§ Do this:
Find the lines holding "Castilla" and copy them.

§ Data section:
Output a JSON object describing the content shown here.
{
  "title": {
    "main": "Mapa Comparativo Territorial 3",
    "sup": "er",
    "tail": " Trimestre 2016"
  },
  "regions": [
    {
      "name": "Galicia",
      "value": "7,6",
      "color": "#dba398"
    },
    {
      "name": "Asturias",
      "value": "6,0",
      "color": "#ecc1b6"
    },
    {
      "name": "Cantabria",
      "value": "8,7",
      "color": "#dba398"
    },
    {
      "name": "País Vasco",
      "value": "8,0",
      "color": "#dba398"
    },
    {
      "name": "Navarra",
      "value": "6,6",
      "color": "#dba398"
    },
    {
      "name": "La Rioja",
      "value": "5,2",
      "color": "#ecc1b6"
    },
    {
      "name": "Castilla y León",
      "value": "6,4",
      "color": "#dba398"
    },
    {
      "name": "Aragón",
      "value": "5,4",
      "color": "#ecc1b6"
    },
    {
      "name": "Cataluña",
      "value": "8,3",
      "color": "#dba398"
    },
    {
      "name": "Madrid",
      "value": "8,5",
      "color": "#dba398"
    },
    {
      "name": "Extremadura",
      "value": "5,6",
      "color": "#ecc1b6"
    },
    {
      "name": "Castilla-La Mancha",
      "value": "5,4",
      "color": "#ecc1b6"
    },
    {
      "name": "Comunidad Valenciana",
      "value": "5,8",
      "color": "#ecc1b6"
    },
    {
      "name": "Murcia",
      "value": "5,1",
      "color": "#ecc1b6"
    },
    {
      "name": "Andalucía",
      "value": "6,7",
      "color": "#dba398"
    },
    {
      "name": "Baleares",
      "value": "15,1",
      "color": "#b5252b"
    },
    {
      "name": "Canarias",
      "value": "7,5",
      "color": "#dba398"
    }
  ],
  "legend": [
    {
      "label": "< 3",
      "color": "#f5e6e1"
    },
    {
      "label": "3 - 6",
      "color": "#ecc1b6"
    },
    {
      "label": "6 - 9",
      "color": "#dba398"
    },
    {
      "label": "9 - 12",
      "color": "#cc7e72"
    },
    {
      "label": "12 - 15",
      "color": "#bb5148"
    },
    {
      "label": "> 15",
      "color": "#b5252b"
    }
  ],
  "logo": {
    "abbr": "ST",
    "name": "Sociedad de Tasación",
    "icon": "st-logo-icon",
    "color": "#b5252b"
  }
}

§ Solution for this task:
      "name": "Castilla y León",
      "name": "Castilla-La Mancha",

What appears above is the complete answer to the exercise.